▶ [PROBLEM REQUIREMENTS]: Could every line of the data be printed exactly as it reads?

%%

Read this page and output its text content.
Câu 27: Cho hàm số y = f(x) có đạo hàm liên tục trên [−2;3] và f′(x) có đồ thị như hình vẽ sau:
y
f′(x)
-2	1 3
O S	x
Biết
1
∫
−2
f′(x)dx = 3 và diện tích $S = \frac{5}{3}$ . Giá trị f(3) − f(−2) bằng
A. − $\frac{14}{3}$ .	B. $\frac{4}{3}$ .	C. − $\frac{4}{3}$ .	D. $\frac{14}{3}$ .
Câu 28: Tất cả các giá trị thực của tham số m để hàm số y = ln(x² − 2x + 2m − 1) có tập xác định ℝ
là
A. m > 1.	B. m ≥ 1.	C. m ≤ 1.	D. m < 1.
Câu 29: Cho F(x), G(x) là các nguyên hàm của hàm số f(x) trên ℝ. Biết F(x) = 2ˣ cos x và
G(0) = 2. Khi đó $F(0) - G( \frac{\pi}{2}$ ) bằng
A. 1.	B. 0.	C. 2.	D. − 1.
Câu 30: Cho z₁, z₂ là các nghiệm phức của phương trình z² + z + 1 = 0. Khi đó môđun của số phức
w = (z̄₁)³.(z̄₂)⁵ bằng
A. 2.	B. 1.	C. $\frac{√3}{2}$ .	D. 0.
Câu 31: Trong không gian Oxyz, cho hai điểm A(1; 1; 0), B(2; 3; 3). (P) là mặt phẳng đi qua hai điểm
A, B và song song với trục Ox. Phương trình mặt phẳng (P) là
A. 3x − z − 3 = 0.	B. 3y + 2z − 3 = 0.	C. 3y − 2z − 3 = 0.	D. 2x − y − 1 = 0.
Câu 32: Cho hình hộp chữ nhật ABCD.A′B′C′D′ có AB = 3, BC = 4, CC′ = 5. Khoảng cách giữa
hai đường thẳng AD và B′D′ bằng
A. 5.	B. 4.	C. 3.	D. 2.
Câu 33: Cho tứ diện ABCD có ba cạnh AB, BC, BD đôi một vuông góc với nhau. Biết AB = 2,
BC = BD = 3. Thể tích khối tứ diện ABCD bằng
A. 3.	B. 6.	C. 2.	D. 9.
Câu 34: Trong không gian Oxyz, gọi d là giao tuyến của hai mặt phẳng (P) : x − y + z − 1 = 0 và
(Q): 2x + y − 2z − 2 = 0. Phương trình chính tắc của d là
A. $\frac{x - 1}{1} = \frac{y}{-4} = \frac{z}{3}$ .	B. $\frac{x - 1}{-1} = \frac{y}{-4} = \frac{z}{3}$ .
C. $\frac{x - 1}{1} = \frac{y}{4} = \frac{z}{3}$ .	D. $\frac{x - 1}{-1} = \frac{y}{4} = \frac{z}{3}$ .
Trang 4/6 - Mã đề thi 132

%%

▶ [WORKED ANSWER]:
Read this page and output its text content.
Câu 27: Cho hàm số y = f(x) có đạo hàm liên tục trên [−2;3] và f′(x) có đồ thị như hình vẽ sau:
y
f′(x)
-2	1 3
O S	x
Biết
1
∫
−2
f′(x)dx = 3 và diện tích $S = \frac{5}{3}$ . Giá trị f(3) − f(−2) bằng
A. − $\frac{14}{3}$ .	B. $\frac{4}{3}$ .	C. − $\frac{4}{3}$ .	D. $\frac{14}{3}$ .
Câu 28: Tất cả các giá trị thực của tham số m để hàm số y = ln(x² − 2x + 2m − 1) có tập xác định ℝ
là
A. m > 1.	B. m ≥ 1.	C. m ≤ 1.	D. m < 1.
Câu 29: Cho F(x), G(x) là các nguyên hàm của hàm số f(x) trên ℝ. Biết F(x) = 2ˣ cos x và
G(0) = 2. Khi đó $F(0) - G( \frac{\pi}{2}$ ) bằng
A. 1.	B. 0.	C. 2.	D. − 1.
Câu 30: Cho z₁, z₂ là các nghiệm phức của phương trình z² + z + 1 = 0. Khi đó môđun của số phức
w = (z̄₁)³.(z̄₂)⁵ bằng
A. 2.	B. 1.	C. $\frac{√3}{2}$ .	D. 0.
Câu 31: Trong không gian Oxyz, cho hai điểm A(1; 1; 0), B(2; 3; 3). (P) là mặt phẳng đi qua hai điểm
A, B và song song với trục Ox. Phương trình mặt phẳng (P) là
A. 3x − z − 3 = 0.	B. 3y + 2z − 3 = 0.	C. 3y − 2z − 3 = 0.	D. 2x − y − 1 = 0.
Câu 32: Cho hình hộp chữ nhật ABCD.A′B′C′D′ có AB = 3, BC = 4, CC′ = 5. Khoảng cách giữa
hai đường thẳng AD và B′D′ bằng
A. 5.	B. 4.	C. 3.	D. 2.
Câu 33: Cho tứ diện ABCD có ba cạnh AB, BC, BD đôi một vuông góc với nhau. Biết AB = 2,
BC = BD = 3. Thể tích khối tứ diện ABCD bằng
A. 3.	B. 6.	C. 2.	D. 9.
Câu 34: Trong không gian Oxyz, gọi d là giao tuyến của hai mặt phẳng (P) : x − y + z − 1 = 0 và
(Q): 2x + y − 2z − 2 = 0. Phương trình chính tắc của d là
A. $\frac{x - 1}{1} = \frac{y}{-4} = \frac{z}{3}$ .	B. $\frac{x - 1}{-1} = \frac{y}{-4} = \frac{z}{3}$ .
C. $\frac{x - 1}{1} = \frac{y}{4} = \frac{z}{3}$ .	D. $\frac{x - 1}{-1} = \frac{y}{4} = \frac{z}{3}$ .
Trang 4/6 - Mã đề thi 132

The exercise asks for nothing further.